(Dataset excerpts)
— Start —

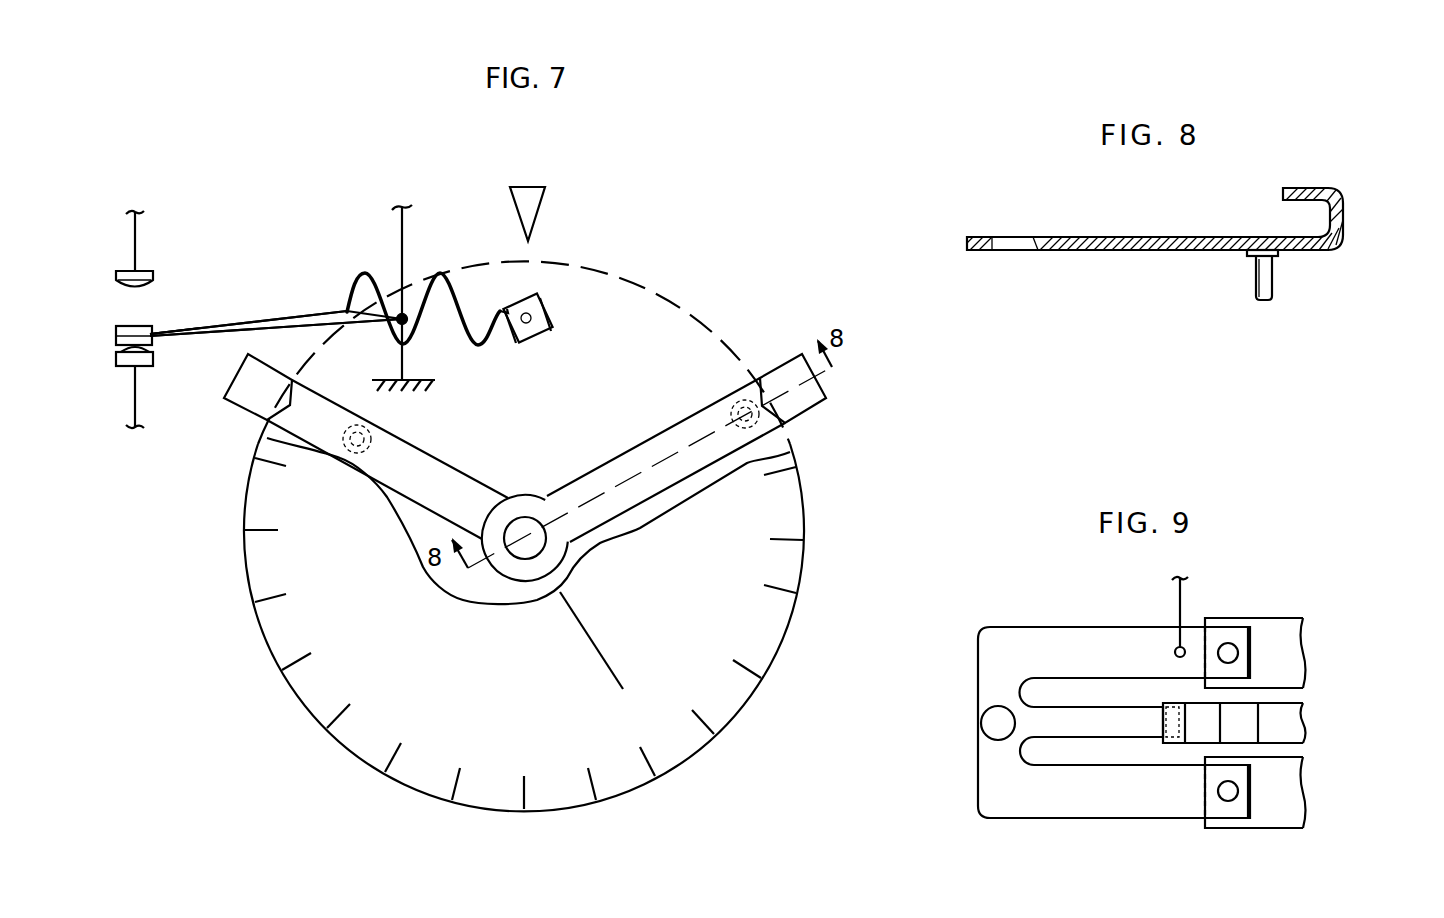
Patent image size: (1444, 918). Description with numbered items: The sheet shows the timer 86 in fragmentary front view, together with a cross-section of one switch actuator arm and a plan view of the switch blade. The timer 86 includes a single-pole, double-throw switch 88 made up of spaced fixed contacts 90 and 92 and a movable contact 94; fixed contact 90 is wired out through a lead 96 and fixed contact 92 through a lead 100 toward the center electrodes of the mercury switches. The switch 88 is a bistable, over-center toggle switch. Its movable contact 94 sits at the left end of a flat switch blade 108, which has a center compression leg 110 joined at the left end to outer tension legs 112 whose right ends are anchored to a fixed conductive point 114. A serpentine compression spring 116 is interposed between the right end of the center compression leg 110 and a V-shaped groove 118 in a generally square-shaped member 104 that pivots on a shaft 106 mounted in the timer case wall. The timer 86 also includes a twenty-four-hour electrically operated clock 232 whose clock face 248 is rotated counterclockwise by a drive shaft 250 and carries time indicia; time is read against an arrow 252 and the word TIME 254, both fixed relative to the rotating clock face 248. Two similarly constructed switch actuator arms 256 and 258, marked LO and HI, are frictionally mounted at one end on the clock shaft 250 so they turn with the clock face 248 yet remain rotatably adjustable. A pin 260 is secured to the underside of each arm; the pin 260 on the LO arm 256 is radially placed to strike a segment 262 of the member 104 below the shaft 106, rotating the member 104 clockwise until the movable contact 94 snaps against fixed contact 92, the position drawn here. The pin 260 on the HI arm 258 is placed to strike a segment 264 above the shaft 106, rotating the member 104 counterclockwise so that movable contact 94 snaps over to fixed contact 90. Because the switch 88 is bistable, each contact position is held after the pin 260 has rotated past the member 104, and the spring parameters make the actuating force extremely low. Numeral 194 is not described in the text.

In FIG. 7, the timer 86 is at (700, 205).
In FIG. 7, the switch 88 is at (192, 305).
In FIG. 7, the fixed contact 90 is at (116, 274).
In FIG. 7, the fixed contact 92 is at (116, 358).
In FIG. 7, the movable contact 94 is at (116, 333).
In FIG. 9, the movable contact 94 is at (988, 728).
In FIG. 7, the lead 96 is at (128, 238).
In FIG. 7, the lead 100 is at (130, 387).
In FIG. 7, the square-shaped member 104 is at (515, 345).
In FIG. 7, the shaft 106 is at (531, 303).
In FIG. 7, the switch blade 108 is at (200, 342).
In FIG. 9, the switch blade 108 is at (975, 698).
In FIG. 7, the center compression leg 110 is at (275, 320).
In FIG. 9, the center compression leg 110 is at (1068, 720).
In FIG. 7, the outer tension legs 112 is at (275, 330).
In FIG. 9, the outer tension legs 112 is at (1133, 657).
In FIG. 7, the fixed conductive point 114 is at (404, 313).
In FIG. 9, the fixed conductive point 114 is at (1285, 655).
In FIG. 7, the serpentine compression spring 116 is at (346, 306).
In FIG. 9, the serpentine compression spring 116 is at (1288, 727).
In FIG. 7, the V-shaped groove 118 is at (512, 302).
In FIG. 7, the pin 194 is at (398, 250).
In FIG. 9, the pin 194 is at (1181, 598).
In FIG. 7, the clock 232 is at (697, 768).
In FIG. 7, the clock face 248 is at (712, 683).
In FIG. 7, the drive shaft 250 is at (525, 518).
In FIG. 7, the arrow 252 is at (540, 212).
In FIG. 7, the word TIME 254 is at (568, 137).
In FIG. 7, the switch actuator arm 256 is at (232, 392).
In FIG. 7, the switch actuator arm 258 is at (828, 398).
In FIG. 8, the switch actuator arm 258 is at (1318, 190).
In FIG. 7, the pin 260 is at (368, 433).
In FIG. 8, the pin 260 is at (1273, 282).
In FIG. 7, the segment 262 is at (540, 333).
In FIG. 7, the segment 264 is at (547, 314).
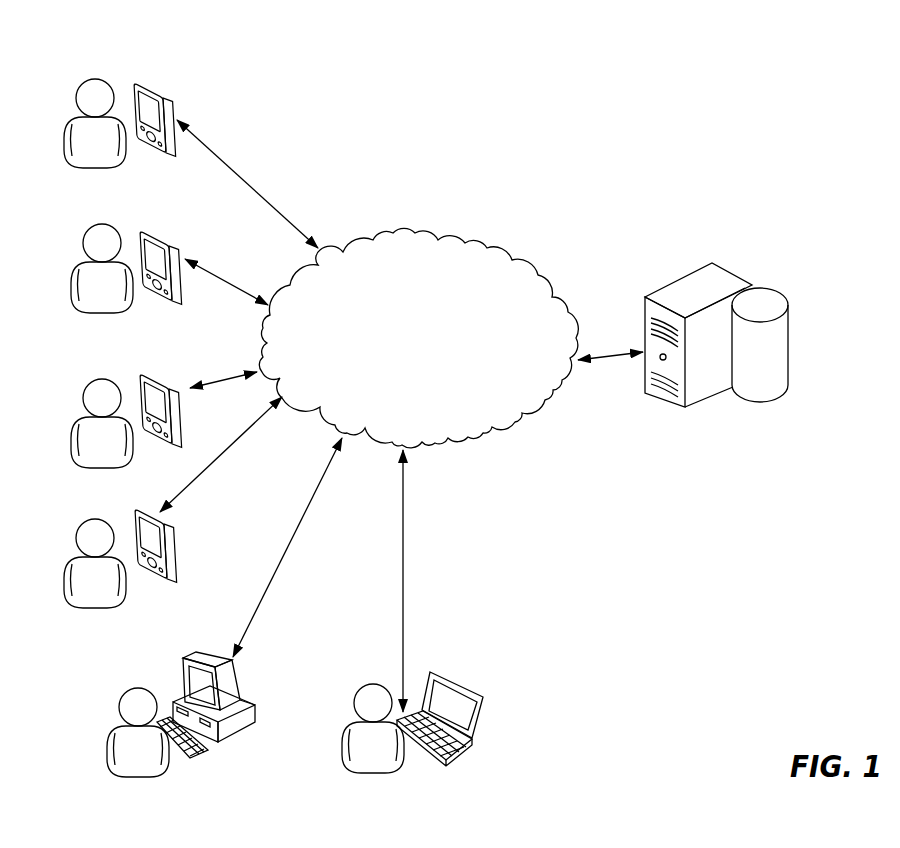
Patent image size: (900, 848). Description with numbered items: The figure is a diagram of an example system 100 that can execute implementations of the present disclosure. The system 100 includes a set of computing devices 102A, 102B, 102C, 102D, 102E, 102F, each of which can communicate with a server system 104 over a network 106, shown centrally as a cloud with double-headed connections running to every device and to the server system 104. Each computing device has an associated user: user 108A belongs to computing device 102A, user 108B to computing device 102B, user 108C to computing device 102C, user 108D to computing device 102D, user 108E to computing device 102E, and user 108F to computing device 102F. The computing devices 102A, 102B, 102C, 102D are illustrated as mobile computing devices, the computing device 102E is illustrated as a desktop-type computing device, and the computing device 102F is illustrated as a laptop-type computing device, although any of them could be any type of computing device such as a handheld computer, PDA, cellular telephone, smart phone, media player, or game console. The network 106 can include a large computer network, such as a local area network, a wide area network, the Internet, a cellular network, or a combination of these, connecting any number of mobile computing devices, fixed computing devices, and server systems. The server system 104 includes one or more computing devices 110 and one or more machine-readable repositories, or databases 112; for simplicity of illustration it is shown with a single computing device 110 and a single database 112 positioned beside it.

— End —

▶ [Prompt]: Copy the lines from the start of the material through the line containing "In FIG. 7, the fixed contact 90", inclusive, leaving out the pictures.

▶ [Exercise result]:
Patent image size: (1444, 918). Description with numbered items: The sheet shows the timer 86 in fragmentary front view, together with a cross-section of one switch actuator arm and a plan view of the switch blade. The timer 86 includes a single-pole, double-throw switch 88 made up of spaced fixed contacts 90 and 92 and a movable contact 94; fixed contact 90 is wired out through a lead 96 and fixed contact 92 through a lead 100 toward the center electrodes of the mercury switches. The switch 88 is a bistable, over-center toggle switch. Its movable contact 94 sits at the left end of a flat switch blade 108, which has a center compression leg 110 joined at the left end to outer tension legs 112 whose right ends are anchored to a fixed conductive point 114. A serpentine compression spring 116 is interposed between the right end of the center compression leg 110 and a V-shaped groove 118 in a generally square-shaped member 104 that pivots on a shaft 106 mounted in the timer case wall. The timer 86 also includes a twenty-four-hour electrically operated clock 232 whose clock face 248 is rotated counterclockwise by a drive shaft 250 and carries time indicia; time is read against an arrow 252 and the word TIME 254, both fixed relative to the rotating clock face 248. Two similarly constructed switch actuator arms 256 and 258, marked LO and HI, are frictionally mounted at one end on the clock shaft 250 so they turn with the clock face 248 yet remain rotatably adjustable. A pin 260 is secured to the underside of each arm; the pin 260 on the LO arm 256 is radially placed to strike a segment 262 of the member 104 below the shaft 106, rotating the member 104 clockwise until the movable contact 94 snaps against fixed contact 92, the position drawn here. The pin 260 on the HI arm 258 is placed to strike a segment 264 above the shaft 106, rotating the member 104 counterclockwise so that movable contact 94 snaps over to fixed contact 90. Because the switch 88 is bistable, each contact position is held after the pin 260 has rotated past the member 104, and the spring parameters make the actuating force extremely low. Numeral 194 is not described in the text.

In FIG. 7, the timer 86 is at (700, 205).
In FIG. 7, the switch 88 is at (192, 305).
In FIG. 7, the fixed contact 90 is at (116, 274).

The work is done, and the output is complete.